Data for this task.
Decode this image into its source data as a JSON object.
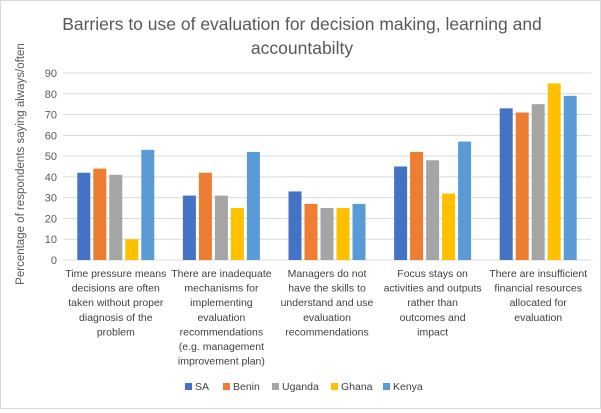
{
  "chart_data": {
    "type": "bar",
    "title_lines": [
      "Barriers to use of evaluation for decision making, learning and",
      "accountabilty"
    ],
    "ylabel": "Percentage of respondents saying always/often",
    "xlabel": "",
    "ylim": [
      0,
      90
    ],
    "yticks": [
      0,
      10,
      20,
      30,
      40,
      50,
      60,
      70,
      80,
      90
    ],
    "grid": true,
    "legend_position": "bottom",
    "categories": [
      [
        "Time pressure means",
        "decisions are often",
        "taken without proper",
        "diagnosis of the",
        "problem"
      ],
      [
        "There are inadequate",
        "mechanisms for",
        "implementing",
        "evaluation",
        "recommendations",
        "(e.g. management",
        "improvement plan)"
      ],
      [
        "Managers do not",
        "have the skills to",
        "understand and use",
        "evaluation",
        "recommendations"
      ],
      [
        "Focus stays on",
        "activities and outputs",
        "rather than",
        "outcomes and",
        "impact"
      ],
      [
        "There are insufficient",
        "financial resources",
        "allocated for",
        "evaluation"
      ]
    ],
    "series": [
      {
        "name": "SA",
        "color": "#4472c4",
        "values": [
          42,
          31,
          33,
          45,
          73
        ]
      },
      {
        "name": "Benin",
        "color": "#ed7d31",
        "values": [
          44,
          42,
          27,
          52,
          71
        ]
      },
      {
        "name": "Uganda",
        "color": "#a5a5a5",
        "values": [
          41,
          31,
          25,
          48,
          75
        ]
      },
      {
        "name": "Ghana",
        "color": "#ffc000",
        "values": [
          10,
          25,
          25,
          32,
          85
        ]
      },
      {
        "name": "Kenya",
        "color": "#5b9bd5",
        "values": [
          53,
          52,
          27,
          57,
          79
        ]
      }
    ]
  }
}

What is expected. Tell how many lines above contain the word "often". Give the number alone.

Answer. 2